[Raw records]
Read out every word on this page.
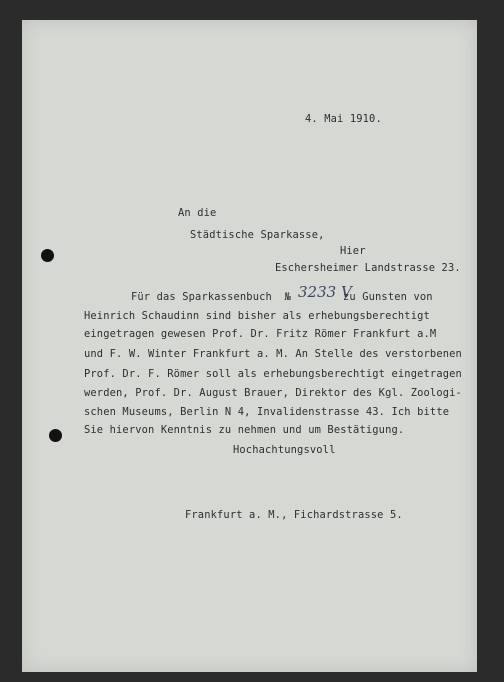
4. Mai 1910.
An die
Städtische Sparkasse,
Hier
Eschersheimer Landstrasse 23.
Für das Sparkassenbuch  № 3233 V
zu Gunsten von
Heinrich Schaudinn sind bisher als erhebungsberechtigt
eingetragen gewesen Prof. Dr. Fritz Römer Frankfurt a.M
und F. W. Winter Frankfurt a. M. An Stelle des verstorbenen
Prof. Dr. F. Römer soll als erhebungsberechtigt eingetragen
werden, Prof. Dr. August Brauer, Direktor des Kgl. Zoologi-
schen Museums, Berlin N 4, Invalidenstrasse 43. Ich bitte
Sie hiervon Kenntnis zu nehmen und um Bestätigung.
Hochachtungsvoll
Frankfurt a. M., Fichardstrasse 5.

## Exercise details
Copy every record above exactly, leaving out any pictures.

## Solution to the problem
Read out every word on this page.
4. Mai 1910.
An die
Städtische Sparkasse,
Hier
Eschersheimer Landstrasse 23.
Für das Sparkassenbuch  № 3233 V
zu Gunsten von
Heinrich Schaudinn sind bisher als erhebungsberechtigt
eingetragen gewesen Prof. Dr. Fritz Römer Frankfurt a.M
und F. W. Winter Frankfurt a. M. An Stelle des verstorbenen
Prof. Dr. F. Römer soll als erhebungsberechtigt eingetragen
werden, Prof. Dr. August Brauer, Direktor des Kgl. Zoologi-
schen Museums, Berlin N 4, Invalidenstrasse 43. Ich bitte
Sie hiervon Kenntnis zu nehmen und um Bestätigung.
Hochachtungsvoll
Frankfurt a. M., Fichardstrasse 5.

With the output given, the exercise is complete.